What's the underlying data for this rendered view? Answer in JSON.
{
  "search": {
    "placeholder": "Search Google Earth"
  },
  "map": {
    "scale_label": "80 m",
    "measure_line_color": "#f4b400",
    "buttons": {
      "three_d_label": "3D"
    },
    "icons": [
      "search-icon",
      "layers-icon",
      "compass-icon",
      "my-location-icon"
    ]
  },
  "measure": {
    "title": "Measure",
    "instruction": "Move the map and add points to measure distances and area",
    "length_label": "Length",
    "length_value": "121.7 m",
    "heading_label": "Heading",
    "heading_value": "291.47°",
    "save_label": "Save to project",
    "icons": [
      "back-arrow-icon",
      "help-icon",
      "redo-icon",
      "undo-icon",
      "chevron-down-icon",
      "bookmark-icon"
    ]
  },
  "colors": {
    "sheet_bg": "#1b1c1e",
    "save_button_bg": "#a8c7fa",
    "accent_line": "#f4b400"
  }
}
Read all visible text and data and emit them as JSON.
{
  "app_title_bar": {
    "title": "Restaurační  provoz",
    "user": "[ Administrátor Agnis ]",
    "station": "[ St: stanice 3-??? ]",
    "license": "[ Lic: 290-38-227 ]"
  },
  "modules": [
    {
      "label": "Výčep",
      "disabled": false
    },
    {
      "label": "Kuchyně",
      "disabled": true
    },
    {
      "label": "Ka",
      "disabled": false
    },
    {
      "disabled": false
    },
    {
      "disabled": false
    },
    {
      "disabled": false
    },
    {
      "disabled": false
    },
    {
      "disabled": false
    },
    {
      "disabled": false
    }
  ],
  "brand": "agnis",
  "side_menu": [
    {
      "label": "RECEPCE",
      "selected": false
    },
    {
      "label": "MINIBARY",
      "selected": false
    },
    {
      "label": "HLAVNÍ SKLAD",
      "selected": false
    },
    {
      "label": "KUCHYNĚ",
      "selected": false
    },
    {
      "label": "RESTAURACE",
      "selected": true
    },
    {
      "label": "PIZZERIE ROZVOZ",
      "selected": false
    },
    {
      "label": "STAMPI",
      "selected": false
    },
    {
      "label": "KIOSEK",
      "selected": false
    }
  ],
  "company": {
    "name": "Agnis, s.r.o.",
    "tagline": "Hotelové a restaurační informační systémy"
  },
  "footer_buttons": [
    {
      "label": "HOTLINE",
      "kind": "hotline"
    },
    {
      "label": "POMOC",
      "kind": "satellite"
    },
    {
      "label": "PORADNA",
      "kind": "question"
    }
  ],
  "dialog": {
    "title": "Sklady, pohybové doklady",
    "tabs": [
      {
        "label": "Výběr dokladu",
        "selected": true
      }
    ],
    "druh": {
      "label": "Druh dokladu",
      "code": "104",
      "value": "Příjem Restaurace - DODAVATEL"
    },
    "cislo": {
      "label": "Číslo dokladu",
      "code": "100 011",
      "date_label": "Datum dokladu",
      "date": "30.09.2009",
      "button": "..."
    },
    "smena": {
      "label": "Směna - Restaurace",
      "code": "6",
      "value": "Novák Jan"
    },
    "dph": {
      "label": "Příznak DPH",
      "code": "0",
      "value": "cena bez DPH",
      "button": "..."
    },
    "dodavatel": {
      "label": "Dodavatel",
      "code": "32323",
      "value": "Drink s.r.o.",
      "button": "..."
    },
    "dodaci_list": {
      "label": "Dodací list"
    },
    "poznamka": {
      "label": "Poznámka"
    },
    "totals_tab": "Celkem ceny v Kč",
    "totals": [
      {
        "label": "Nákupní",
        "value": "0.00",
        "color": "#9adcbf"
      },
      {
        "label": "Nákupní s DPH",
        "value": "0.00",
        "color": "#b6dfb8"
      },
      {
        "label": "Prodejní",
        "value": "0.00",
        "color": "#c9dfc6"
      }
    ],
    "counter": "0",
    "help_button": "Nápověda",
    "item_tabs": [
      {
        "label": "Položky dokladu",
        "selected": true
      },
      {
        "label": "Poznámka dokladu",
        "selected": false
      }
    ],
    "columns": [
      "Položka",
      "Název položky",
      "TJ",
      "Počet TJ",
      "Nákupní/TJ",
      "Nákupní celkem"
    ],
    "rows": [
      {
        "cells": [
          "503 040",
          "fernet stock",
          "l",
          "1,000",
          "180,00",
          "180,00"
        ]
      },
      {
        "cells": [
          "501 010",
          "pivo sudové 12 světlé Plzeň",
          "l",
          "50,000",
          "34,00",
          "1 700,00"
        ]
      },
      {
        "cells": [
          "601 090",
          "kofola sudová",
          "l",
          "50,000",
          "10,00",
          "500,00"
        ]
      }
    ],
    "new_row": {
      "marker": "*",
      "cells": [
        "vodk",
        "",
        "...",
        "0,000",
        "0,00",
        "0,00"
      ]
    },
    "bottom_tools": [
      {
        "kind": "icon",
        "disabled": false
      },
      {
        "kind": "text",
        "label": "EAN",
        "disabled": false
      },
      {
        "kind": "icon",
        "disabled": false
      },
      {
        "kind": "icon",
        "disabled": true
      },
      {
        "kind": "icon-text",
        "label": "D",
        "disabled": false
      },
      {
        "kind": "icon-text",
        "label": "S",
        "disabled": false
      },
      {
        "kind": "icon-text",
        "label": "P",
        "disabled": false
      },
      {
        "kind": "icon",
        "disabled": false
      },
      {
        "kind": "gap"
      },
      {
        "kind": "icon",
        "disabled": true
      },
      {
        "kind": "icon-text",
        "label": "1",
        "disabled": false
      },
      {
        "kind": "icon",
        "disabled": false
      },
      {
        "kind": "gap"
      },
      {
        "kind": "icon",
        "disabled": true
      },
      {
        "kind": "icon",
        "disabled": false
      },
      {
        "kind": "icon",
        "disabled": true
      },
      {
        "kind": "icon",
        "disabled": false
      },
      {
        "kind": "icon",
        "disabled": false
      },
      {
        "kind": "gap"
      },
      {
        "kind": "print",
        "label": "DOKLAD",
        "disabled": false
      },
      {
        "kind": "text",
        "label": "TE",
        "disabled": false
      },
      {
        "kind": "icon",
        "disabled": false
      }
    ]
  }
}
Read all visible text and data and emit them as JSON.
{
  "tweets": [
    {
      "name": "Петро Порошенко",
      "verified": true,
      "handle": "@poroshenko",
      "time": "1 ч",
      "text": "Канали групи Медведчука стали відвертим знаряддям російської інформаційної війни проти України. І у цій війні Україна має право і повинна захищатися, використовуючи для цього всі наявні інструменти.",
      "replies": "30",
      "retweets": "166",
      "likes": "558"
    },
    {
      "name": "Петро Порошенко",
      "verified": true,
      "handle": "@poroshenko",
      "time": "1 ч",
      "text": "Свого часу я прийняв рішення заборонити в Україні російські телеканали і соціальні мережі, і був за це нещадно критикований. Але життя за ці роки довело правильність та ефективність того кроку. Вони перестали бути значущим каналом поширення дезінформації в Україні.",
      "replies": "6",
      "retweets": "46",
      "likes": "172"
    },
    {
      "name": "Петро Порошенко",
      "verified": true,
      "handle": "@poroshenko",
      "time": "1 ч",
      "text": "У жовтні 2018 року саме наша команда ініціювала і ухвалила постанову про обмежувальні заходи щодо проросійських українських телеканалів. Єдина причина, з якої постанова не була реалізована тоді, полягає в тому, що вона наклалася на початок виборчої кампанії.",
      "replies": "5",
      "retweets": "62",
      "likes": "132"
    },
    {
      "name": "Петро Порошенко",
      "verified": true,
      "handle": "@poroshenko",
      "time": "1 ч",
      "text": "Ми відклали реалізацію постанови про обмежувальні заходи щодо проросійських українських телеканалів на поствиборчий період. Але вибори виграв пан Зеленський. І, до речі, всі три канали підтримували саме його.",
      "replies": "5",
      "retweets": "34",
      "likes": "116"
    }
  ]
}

The request
Work out the number of lines above that include the string "dokladu" and write only that number.

Right answer
6